++++ Task input ++++
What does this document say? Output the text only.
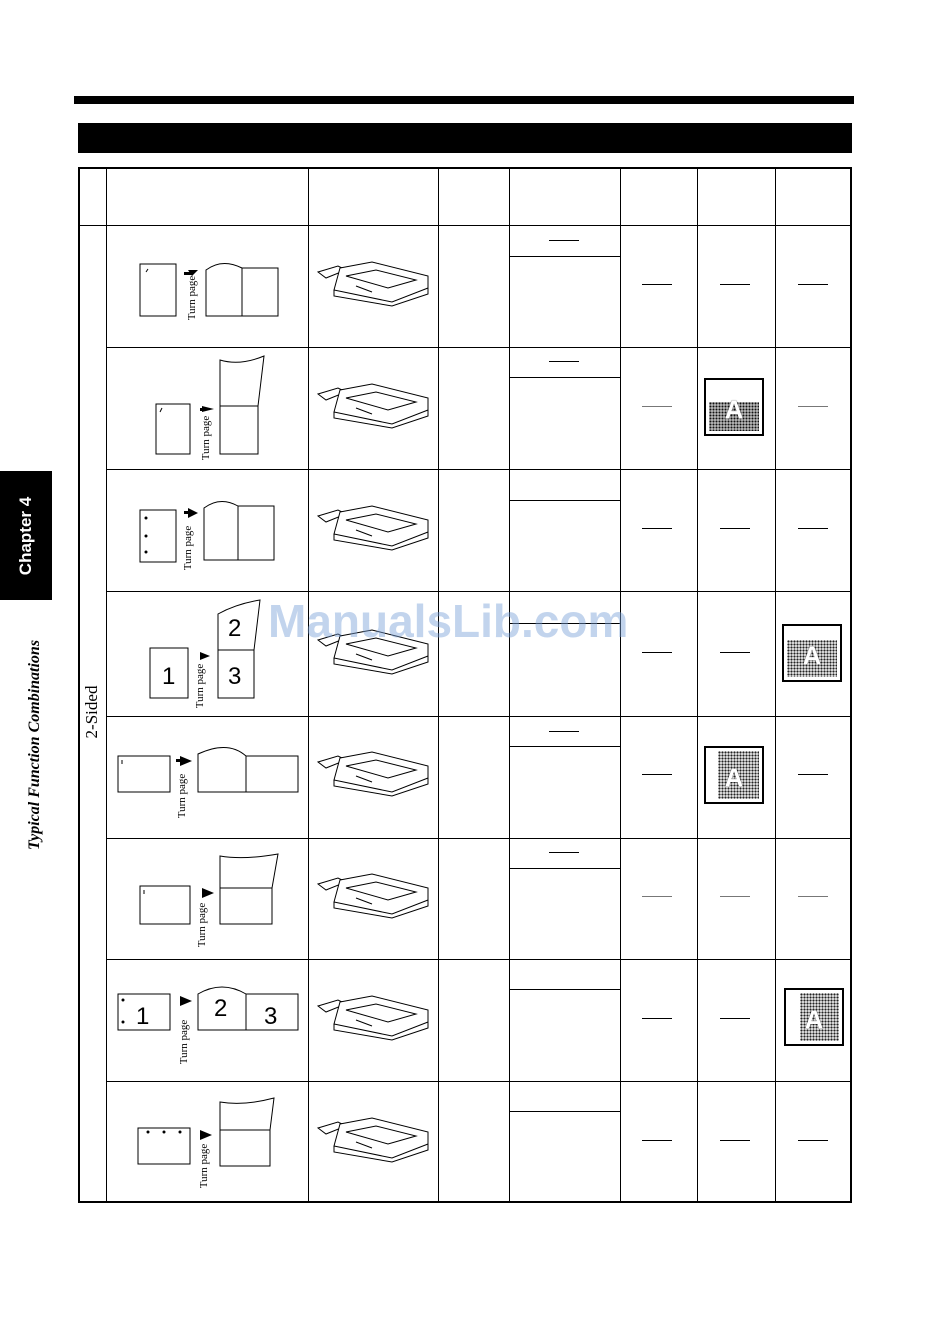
Chapter 4
Typical Function Combinations 2-Sided
A
A
A
A
Turn page
Turn page
Turn page
1
2
3
Turn page
Turn page
Turn page
1	2 3
Turn page
Turn page
ManualsLib.com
++++
Print out the lines exactly, skipping any picture.

### Task response
What does this document say? Output the text only.
Chapter 4
Typical Function Combinations 2-Sided
A
A
A
A
Turn page
Turn page
Turn page
1
2
3
Turn page
Turn page
Turn page
1	2 3
Turn page
Turn page
ManualsLib.com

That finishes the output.